◆ **TASK BRIEF**: Return the material exactly as supplied, apart from the pictures, which are omitted.

◆ **TASK MATERIAL**:
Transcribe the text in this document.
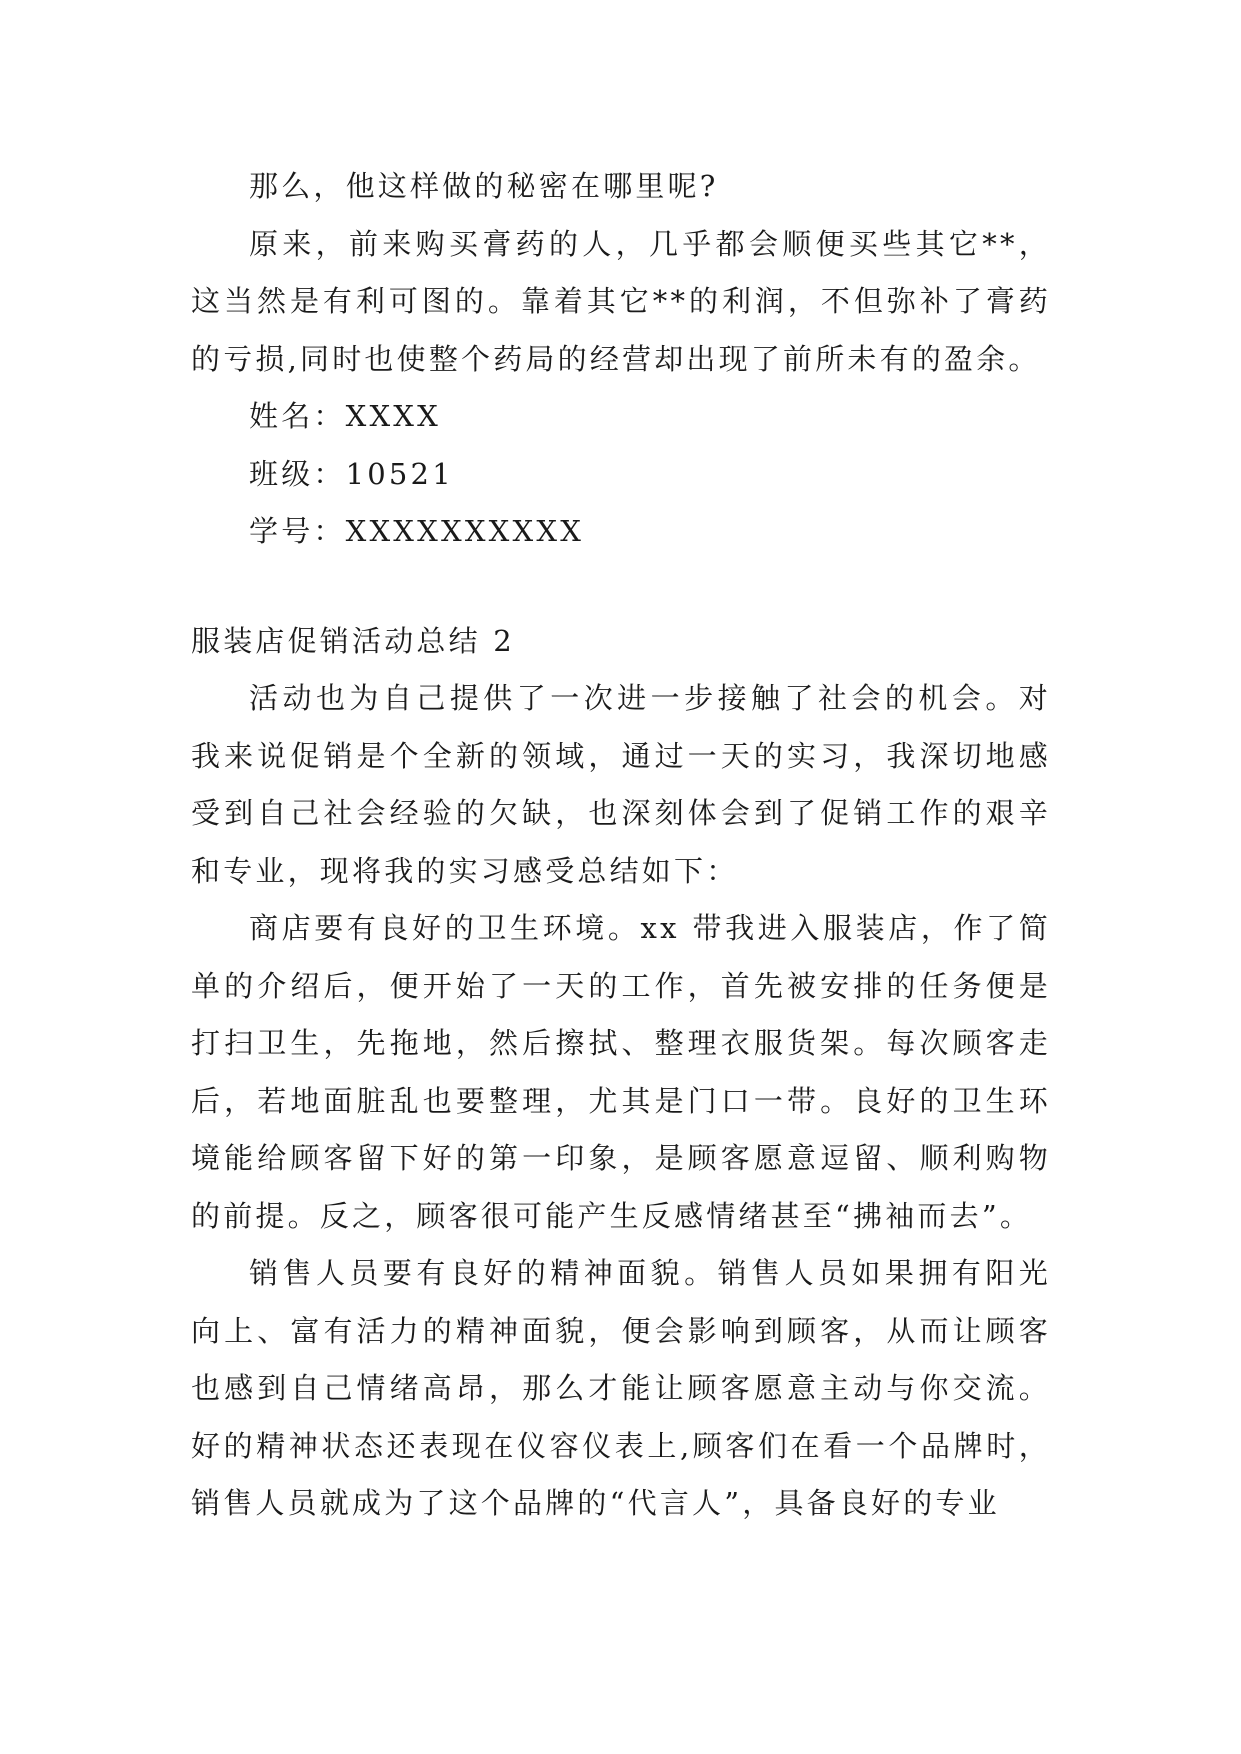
那么，他这样做的秘密在哪里呢?

原来，前来购买膏药的人，几乎都会顺便买些其它**，这当然是有利可图的。靠着其它**的利润，不但弥补了膏药的亏损,同时也使整个药局的经营却出现了前所未有的盈余。

姓名：XXXX

班级：10521

学号：XXXXXXXXXX

服装店促销活动总结 2

活动也为自己提供了一次进一步接触了社会的机会。对我来说促销是个全新的领域，通过一天的实习，我深切地感受到自己社会经验的欠缺，也深刻体会到了促销工作的艰辛和专业，现将我的实习感受总结如下：

商店要有良好的卫生环境。xx 带我进入服装店，作了简单的介绍后，便开始了一天的工作，首先被安排的任务便是打扫卫生，先拖地，然后擦拭、整理衣服货架。每次顾客走后，若地面脏乱也要整理，尤其是门口一带。良好的卫生环境能给顾客留下好的第一印象，是顾客愿意逗留、顺利购物的前提。反之，顾客很可能产生反感情绪甚至“拂袖而去”。

销售人员要有良好的精神面貌。销售人员如果拥有阳光向上、富有活力的精神面貌，便会影响到顾客，从而让顾客也感到自己情绪高昂，那么才能让顾客愿意主动与你交流。好的精神状态还表现在仪容仪表上,顾客们在看一个品牌时，销售人员就成为了这个品牌的“代言人”，具备良好的专业
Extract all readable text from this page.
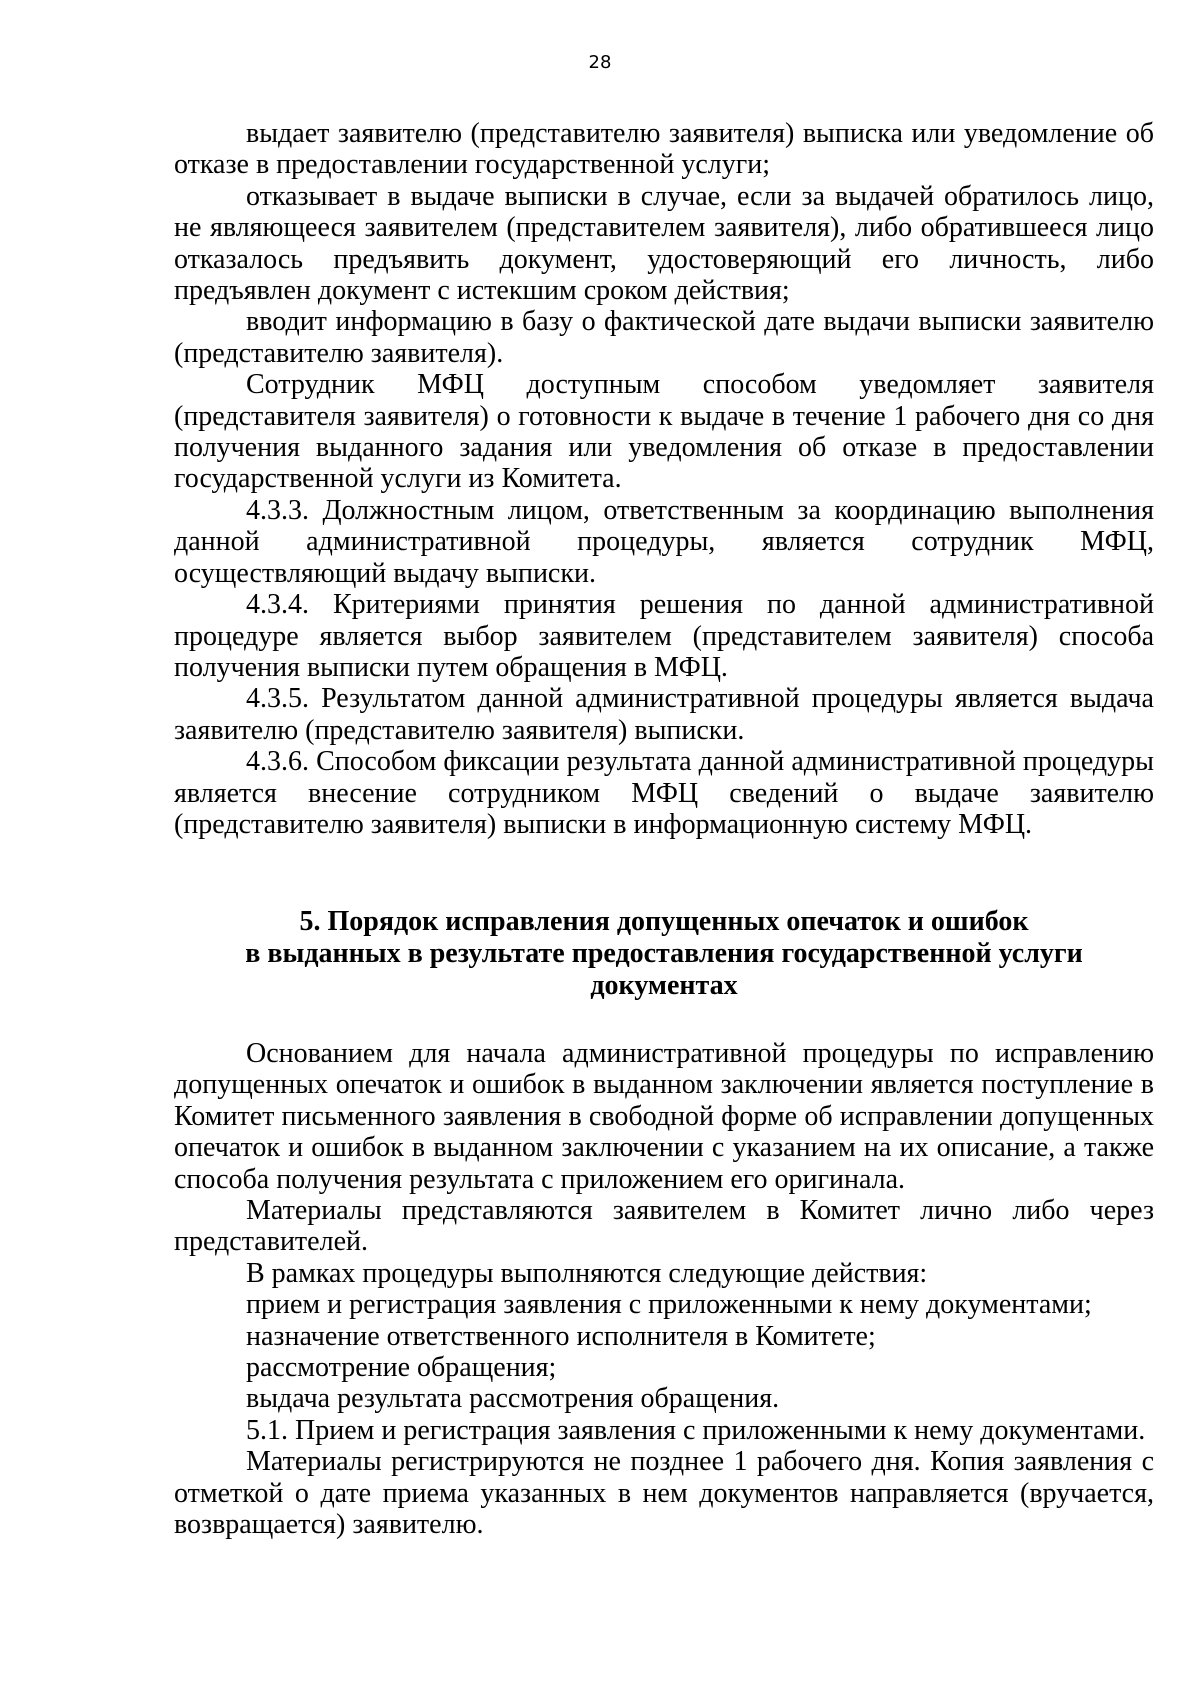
28

выдает заявителю (представителю заявителя) выписка или уведомление об отказе в предоставлении государственной услуги;

отказывает в выдаче выписки в случае, если за выдачей обратилось лицо, не являющееся заявителем (представителем заявителя), либо обратившееся лицо отказалось предъявить документ, удостоверяющий его личность, либо предъявлен документ с истекшим сроком действия;

вводит информацию в базу о фактической дате выдачи выписки заявителю (представителю заявителя).

Сотрудник МФЦ доступным способом уведомляет заявителя (представителя заявителя) о готовности к выдаче в течение 1 рабочего дня со дня получения выданного задания или уведомления об отказе в предоставлении государственной услуги из Комитета.

4.3.3. Должностным лицом, ответственным за координацию выполнения данной административной процедуры, является сотрудник МФЦ, осуществляющий выдачу выписки.

4.3.4. Критериями принятия решения по данной административной процедуре является выбор заявителем (представителем заявителя) способа получения выписки путем обращения в МФЦ.

4.3.5. Результатом данной административной процедуры является выдача заявителю (представителю заявителя) выписки.

4.3.6. Способом фиксации результата данной административной процедуры является внесение сотрудником МФЦ сведений о выдаче заявителю (представителю заявителя) выписки в информационную систему МФЦ.

5. Порядок исправления допущенных опечаток и ошибок
в выданных в результате предоставления государственной услуги
документах

Основанием для начала административной процедуры по исправлению допущенных опечаток и ошибок в выданном заключении является поступление в Комитет письменного заявления в свободной форме об исправлении допущенных опечаток и ошибок в выданном заключении с указанием на их описание, а также способа получения результата с приложением его оригинала.

Материалы представляются заявителем в Комитет лично либо через представителей.

В рамках процедуры выполняются следующие действия:

прием и регистрация заявления с приложенными к нему документами;

назначение ответственного исполнителя в Комитете;

рассмотрение обращения;

выдача результата рассмотрения обращения.

5.1. Прием и регистрация заявления с приложенными к нему документами.

Материалы регистрируются не позднее 1 рабочего дня. Копия заявления с отметкой о дате приема указанных в нем документов направляется (вручается, возвращается) заявителю.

◆ **EXERCISE ANSWER**:
Transcribe the text in this document.
那么，他这样做的秘密在哪里呢?

原来，前来购买膏药的人，几乎都会顺便买些其它**，这当然是有利可图的。靠着其它**的利润，不但弥补了膏药的亏损,同时也使整个药局的经营却出现了前所未有的盈余。

姓名：XXXX

班级：10521

学号：XXXXXXXXXX

服装店促销活动总结 2

活动也为自己提供了一次进一步接触了社会的机会。对我来说促销是个全新的领域，通过一天的实习，我深切地感受到自己社会经验的欠缺，也深刻体会到了促销工作的艰辛和专业，现将我的实习感受总结如下：

商店要有良好的卫生环境。xx 带我进入服装店，作了简单的介绍后，便开始了一天的工作，首先被安排的任务便是打扫卫生，先拖地，然后擦拭、整理衣服货架。每次顾客走后，若地面脏乱也要整理，尤其是门口一带。良好的卫生环境能给顾客留下好的第一印象，是顾客愿意逗留、顺利购物的前提。反之，顾客很可能产生反感情绪甚至“拂袖而去”。

销售人员要有良好的精神面貌。销售人员如果拥有阳光向上、富有活力的精神面貌，便会影响到顾客，从而让顾客也感到自己情绪高昂，那么才能让顾客愿意主动与你交流。好的精神状态还表现在仪容仪表上,顾客们在看一个品牌时，销售人员就成为了这个品牌的“代言人”，具备良好的专业
Extract all readable text from this page.
28

выдает заявителю (представителю заявителя) выписка или уведомление об отказе в предоставлении государственной услуги;

отказывает в выдаче выписки в случае, если за выдачей обратилось лицо, не являющееся заявителем (представителем заявителя), либо обратившееся лицо отказалось предъявить документ, удостоверяющий его личность, либо предъявлен документ с истекшим сроком действия;

вводит информацию в базу о фактической дате выдачи выписки заявителю (представителю заявителя).

Сотрудник МФЦ доступным способом уведомляет заявителя (представителя заявителя) о готовности к выдаче в течение 1 рабочего дня со дня получения выданного задания или уведомления об отказе в предоставлении государственной услуги из Комитета.

4.3.3. Должностным лицом, ответственным за координацию выполнения данной административной процедуры, является сотрудник МФЦ, осуществляющий выдачу выписки.

4.3.4. Критериями принятия решения по данной административной процедуре является выбор заявителем (представителем заявителя) способа получения выписки путем обращения в МФЦ.

4.3.5. Результатом данной административной процедуры является выдача заявителю (представителю заявителя) выписки.

4.3.6. Способом фиксации результата данной административной процедуры является внесение сотрудником МФЦ сведений о выдаче заявителю (представителю заявителя) выписки в информационную систему МФЦ.

5. Порядок исправления допущенных опечаток и ошибок
в выданных в результате предоставления государственной услуги
документах

Основанием для начала административной процедуры по исправлению допущенных опечаток и ошибок в выданном заключении является поступление в Комитет письменного заявления в свободной форме об исправлении допущенных опечаток и ошибок в выданном заключении с указанием на их описание, а также способа получения результата с приложением его оригинала.

Материалы представляются заявителем в Комитет лично либо через представителей.

В рамках процедуры выполняются следующие действия:

прием и регистрация заявления с приложенными к нему документами;

назначение ответственного исполнителя в Комитете;

рассмотрение обращения;

выдача результата рассмотрения обращения.

5.1. Прием и регистрация заявления с приложенными к нему документами.

Материалы регистрируются не позднее 1 рабочего дня. Копия заявления с отметкой о дате приема указанных в нем документов направляется (вручается, возвращается) заявителю.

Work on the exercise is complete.